Task directions >> With every line kept intact, print the entries that appear below.

Website and app data records:

_____

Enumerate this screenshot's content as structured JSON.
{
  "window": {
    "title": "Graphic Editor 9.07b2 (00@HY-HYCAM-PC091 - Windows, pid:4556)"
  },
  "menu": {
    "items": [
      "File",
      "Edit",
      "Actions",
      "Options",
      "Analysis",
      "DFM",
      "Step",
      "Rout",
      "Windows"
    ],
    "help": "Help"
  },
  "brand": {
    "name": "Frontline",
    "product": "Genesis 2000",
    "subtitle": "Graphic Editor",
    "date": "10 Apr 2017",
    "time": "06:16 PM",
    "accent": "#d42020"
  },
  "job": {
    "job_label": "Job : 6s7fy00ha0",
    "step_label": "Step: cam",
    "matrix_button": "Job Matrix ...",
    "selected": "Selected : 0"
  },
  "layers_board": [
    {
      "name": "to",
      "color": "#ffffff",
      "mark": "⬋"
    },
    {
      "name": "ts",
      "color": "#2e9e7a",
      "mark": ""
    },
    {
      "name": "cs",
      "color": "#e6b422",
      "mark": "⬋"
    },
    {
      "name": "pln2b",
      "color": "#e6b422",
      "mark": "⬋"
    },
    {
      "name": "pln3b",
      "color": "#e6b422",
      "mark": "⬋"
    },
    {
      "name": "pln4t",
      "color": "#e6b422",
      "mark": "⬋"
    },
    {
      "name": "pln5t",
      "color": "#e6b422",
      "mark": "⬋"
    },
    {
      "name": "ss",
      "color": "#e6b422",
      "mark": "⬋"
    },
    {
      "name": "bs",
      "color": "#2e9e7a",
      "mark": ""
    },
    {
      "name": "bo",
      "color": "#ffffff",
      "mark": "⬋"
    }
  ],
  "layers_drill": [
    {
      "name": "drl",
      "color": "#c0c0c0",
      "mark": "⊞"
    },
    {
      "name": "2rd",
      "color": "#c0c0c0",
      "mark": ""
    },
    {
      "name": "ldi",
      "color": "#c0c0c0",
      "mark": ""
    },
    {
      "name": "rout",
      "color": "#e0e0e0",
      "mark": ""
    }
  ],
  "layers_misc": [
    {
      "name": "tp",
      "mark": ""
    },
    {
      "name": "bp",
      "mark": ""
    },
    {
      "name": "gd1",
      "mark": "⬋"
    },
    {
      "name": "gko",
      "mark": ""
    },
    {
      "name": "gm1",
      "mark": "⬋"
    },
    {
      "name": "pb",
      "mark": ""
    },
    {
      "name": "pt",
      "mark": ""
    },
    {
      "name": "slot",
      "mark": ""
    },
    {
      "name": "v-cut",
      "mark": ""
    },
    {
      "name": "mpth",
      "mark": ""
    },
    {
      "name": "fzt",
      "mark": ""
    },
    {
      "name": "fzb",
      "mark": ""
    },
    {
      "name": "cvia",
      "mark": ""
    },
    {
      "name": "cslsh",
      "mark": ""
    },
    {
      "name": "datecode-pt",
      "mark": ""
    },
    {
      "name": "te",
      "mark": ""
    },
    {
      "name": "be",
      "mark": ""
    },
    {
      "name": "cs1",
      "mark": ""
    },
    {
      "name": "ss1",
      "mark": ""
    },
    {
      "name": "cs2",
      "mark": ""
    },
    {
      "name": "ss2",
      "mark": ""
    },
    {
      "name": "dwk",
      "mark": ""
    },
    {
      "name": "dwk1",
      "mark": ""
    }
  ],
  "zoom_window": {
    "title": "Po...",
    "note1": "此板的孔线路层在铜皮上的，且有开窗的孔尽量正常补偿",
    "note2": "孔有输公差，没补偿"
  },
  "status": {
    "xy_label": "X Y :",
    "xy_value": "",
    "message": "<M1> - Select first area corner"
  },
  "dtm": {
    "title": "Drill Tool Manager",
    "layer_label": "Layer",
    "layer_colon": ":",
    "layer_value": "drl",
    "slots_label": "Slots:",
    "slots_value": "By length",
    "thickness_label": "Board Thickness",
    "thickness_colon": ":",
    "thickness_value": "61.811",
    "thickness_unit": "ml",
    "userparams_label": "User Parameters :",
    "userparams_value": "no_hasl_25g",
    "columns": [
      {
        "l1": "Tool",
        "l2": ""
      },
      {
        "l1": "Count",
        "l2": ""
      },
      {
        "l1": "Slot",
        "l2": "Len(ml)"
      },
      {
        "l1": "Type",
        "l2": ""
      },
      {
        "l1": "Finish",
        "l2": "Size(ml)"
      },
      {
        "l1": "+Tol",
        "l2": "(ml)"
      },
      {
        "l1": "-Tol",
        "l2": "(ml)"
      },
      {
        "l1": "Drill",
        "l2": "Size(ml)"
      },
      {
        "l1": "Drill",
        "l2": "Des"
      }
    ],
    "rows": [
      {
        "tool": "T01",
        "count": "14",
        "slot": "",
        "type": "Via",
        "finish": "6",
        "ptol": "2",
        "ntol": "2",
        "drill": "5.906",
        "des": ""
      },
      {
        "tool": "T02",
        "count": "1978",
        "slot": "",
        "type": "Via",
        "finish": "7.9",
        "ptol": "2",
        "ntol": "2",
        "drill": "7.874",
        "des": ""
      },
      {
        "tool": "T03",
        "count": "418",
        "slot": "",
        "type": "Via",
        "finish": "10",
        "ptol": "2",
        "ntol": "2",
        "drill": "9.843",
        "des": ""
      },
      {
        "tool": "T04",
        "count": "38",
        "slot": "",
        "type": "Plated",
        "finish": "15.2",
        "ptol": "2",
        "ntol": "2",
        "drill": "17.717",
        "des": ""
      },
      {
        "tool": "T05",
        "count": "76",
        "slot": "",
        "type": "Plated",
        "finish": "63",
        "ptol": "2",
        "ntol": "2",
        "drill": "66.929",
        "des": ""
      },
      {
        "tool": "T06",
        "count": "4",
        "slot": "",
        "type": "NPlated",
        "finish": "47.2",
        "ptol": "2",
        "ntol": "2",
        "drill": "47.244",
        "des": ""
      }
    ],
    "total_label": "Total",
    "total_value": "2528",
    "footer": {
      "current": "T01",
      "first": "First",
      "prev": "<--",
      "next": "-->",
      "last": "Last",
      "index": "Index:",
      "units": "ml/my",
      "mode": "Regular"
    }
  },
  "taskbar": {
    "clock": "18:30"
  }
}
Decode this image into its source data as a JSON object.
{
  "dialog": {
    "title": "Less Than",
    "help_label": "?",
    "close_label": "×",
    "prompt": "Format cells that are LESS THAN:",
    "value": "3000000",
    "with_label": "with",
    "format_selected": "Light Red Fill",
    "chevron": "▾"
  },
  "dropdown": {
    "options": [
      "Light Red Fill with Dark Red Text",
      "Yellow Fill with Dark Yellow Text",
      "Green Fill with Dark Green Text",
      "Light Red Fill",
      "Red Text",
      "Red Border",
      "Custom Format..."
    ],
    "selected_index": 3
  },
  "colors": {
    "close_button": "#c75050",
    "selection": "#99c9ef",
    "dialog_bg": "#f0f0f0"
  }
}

_____

Your solution >>
Enumerate this screenshot's content as structured JSON.
{
  "window": {
    "title": "Graphic Editor 9.07b2 (00@HY-HYCAM-PC091 - Windows, pid:4556)"
  },
  "menu": {
    "items": [
      "File",
      "Edit",
      "Actions",
      "Options",
      "Analysis",
      "DFM",
      "Step",
      "Rout",
      "Windows"
    ],
    "help": "Help"
  },
  "brand": {
    "name": "Frontline",
    "product": "Genesis 2000",
    "subtitle": "Graphic Editor",
    "date": "10 Apr 2017",
    "time": "06:16 PM",
    "accent": "#d42020"
  },
  "job": {
    "job_label": "Job : 6s7fy00ha0",
    "step_label": "Step: cam",
    "matrix_button": "Job Matrix ...",
    "selected": "Selected : 0"
  },
  "layers_board": [
    {
      "name": "to",
      "color": "#ffffff",
      "mark": "⬋"
    },
    {
      "name": "ts",
      "color": "#2e9e7a",
      "mark": ""
    },
    {
      "name": "cs",
      "color": "#e6b422",
      "mark": "⬋"
    },
    {
      "name": "pln2b",
      "color": "#e6b422",
      "mark": "⬋"
    },
    {
      "name": "pln3b",
      "color": "#e6b422",
      "mark": "⬋"
    },
    {
      "name": "pln4t",
      "color": "#e6b422",
      "mark": "⬋"
    },
    {
      "name": "pln5t",
      "color": "#e6b422",
      "mark": "⬋"
    },
    {
      "name": "ss",
      "color": "#e6b422",
      "mark": "⬋"
    },
    {
      "name": "bs",
      "color": "#2e9e7a",
      "mark": ""
    },
    {
      "name": "bo",
      "color": "#ffffff",
      "mark": "⬋"
    }
  ],
  "layers_drill": [
    {
      "name": "drl",
      "color": "#c0c0c0",
      "mark": "⊞"
    },
    {
      "name": "2rd",
      "color": "#c0c0c0",
      "mark": ""
    },
    {
      "name": "ldi",
      "color": "#c0c0c0",
      "mark": ""
    },
    {
      "name": "rout",
      "color": "#e0e0e0",
      "mark": ""
    }
  ],
  "layers_misc": [
    {
      "name": "tp",
      "mark": ""
    },
    {
      "name": "bp",
      "mark": ""
    },
    {
      "name": "gd1",
      "mark": "⬋"
    },
    {
      "name": "gko",
      "mark": ""
    },
    {
      "name": "gm1",
      "mark": "⬋"
    },
    {
      "name": "pb",
      "mark": ""
    },
    {
      "name": "pt",
      "mark": ""
    },
    {
      "name": "slot",
      "mark": ""
    },
    {
      "name": "v-cut",
      "mark": ""
    },
    {
      "name": "mpth",
      "mark": ""
    },
    {
      "name": "fzt",
      "mark": ""
    },
    {
      "name": "fzb",
      "mark": ""
    },
    {
      "name": "cvia",
      "mark": ""
    },
    {
      "name": "cslsh",
      "mark": ""
    },
    {
      "name": "datecode-pt",
      "mark": ""
    },
    {
      "name": "te",
      "mark": ""
    },
    {
      "name": "be",
      "mark": ""
    },
    {
      "name": "cs1",
      "mark": ""
    },
    {
      "name": "ss1",
      "mark": ""
    },
    {
      "name": "cs2",
      "mark": ""
    },
    {
      "name": "ss2",
      "mark": ""
    },
    {
      "name": "dwk",
      "mark": ""
    },
    {
      "name": "dwk1",
      "mark": ""
    }
  ],
  "zoom_window": {
    "title": "Po...",
    "note1": "此板的孔线路层在铜皮上的，且有开窗的孔尽量正常补偿",
    "note2": "孔有输公差，没补偿"
  },
  "status": {
    "xy_label": "X Y :",
    "xy_value": "",
    "message": "<M1> - Select first area corner"
  },
  "dtm": {
    "title": "Drill Tool Manager",
    "layer_label": "Layer",
    "layer_colon": ":",
    "layer_value": "drl",
    "slots_label": "Slots:",
    "slots_value": "By length",
    "thickness_label": "Board Thickness",
    "thickness_colon": ":",
    "thickness_value": "61.811",
    "thickness_unit": "ml",
    "userparams_label": "User Parameters :",
    "userparams_value": "no_hasl_25g",
    "columns": [
      {
        "l1": "Tool",
        "l2": ""
      },
      {
        "l1": "Count",
        "l2": ""
      },
      {
        "l1": "Slot",
        "l2": "Len(ml)"
      },
      {
        "l1": "Type",
        "l2": ""
      },
      {
        "l1": "Finish",
        "l2": "Size(ml)"
      },
      {
        "l1": "+Tol",
        "l2": "(ml)"
      },
      {
        "l1": "-Tol",
        "l2": "(ml)"
      },
      {
        "l1": "Drill",
        "l2": "Size(ml)"
      },
      {
        "l1": "Drill",
        "l2": "Des"
      }
    ],
    "rows": [
      {
        "tool": "T01",
        "count": "14",
        "slot": "",
        "type": "Via",
        "finish": "6",
        "ptol": "2",
        "ntol": "2",
        "drill": "5.906",
        "des": ""
      },
      {
        "tool": "T02",
        "count": "1978",
        "slot": "",
        "type": "Via",
        "finish": "7.9",
        "ptol": "2",
        "ntol": "2",
        "drill": "7.874",
        "des": ""
      },
      {
        "tool": "T03",
        "count": "418",
        "slot": "",
        "type": "Via",
        "finish": "10",
        "ptol": "2",
        "ntol": "2",
        "drill": "9.843",
        "des": ""
      },
      {
        "tool": "T04",
        "count": "38",
        "slot": "",
        "type": "Plated",
        "finish": "15.2",
        "ptol": "2",
        "ntol": "2",
        "drill": "17.717",
        "des": ""
      },
      {
        "tool": "T05",
        "count": "76",
        "slot": "",
        "type": "Plated",
        "finish": "63",
        "ptol": "2",
        "ntol": "2",
        "drill": "66.929",
        "des": ""
      },
      {
        "tool": "T06",
        "count": "4",
        "slot": "",
        "type": "NPlated",
        "finish": "47.2",
        "ptol": "2",
        "ntol": "2",
        "drill": "47.244",
        "des": ""
      }
    ],
    "total_label": "Total",
    "total_value": "2528",
    "footer": {
      "current": "T01",
      "first": "First",
      "prev": "<--",
      "next": "-->",
      "last": "Last",
      "index": "Index:",
      "units": "ml/my",
      "mode": "Regular"
    }
  },
  "taskbar": {
    "clock": "18:30"
  }
}
Decode this image into its source data as a JSON object.
{
  "dialog": {
    "title": "Less Than",
    "help_label": "?",
    "close_label": "×",
    "prompt": "Format cells that are LESS THAN:",
    "value": "3000000",
    "with_label": "with",
    "format_selected": "Light Red Fill",
    "chevron": "▾"
  },
  "dropdown": {
    "options": [
      "Light Red Fill with Dark Red Text",
      "Yellow Fill with Dark Yellow Text",
      "Green Fill with Dark Green Text",
      "Light Red Fill",
      "Red Text",
      "Red Border",
      "Custom Format..."
    ],
    "selected_index": 3
  },
  "colors": {
    "close_button": "#c75050",
    "selection": "#99c9ef",
    "dialog_bg": "#f0f0f0"
  }
}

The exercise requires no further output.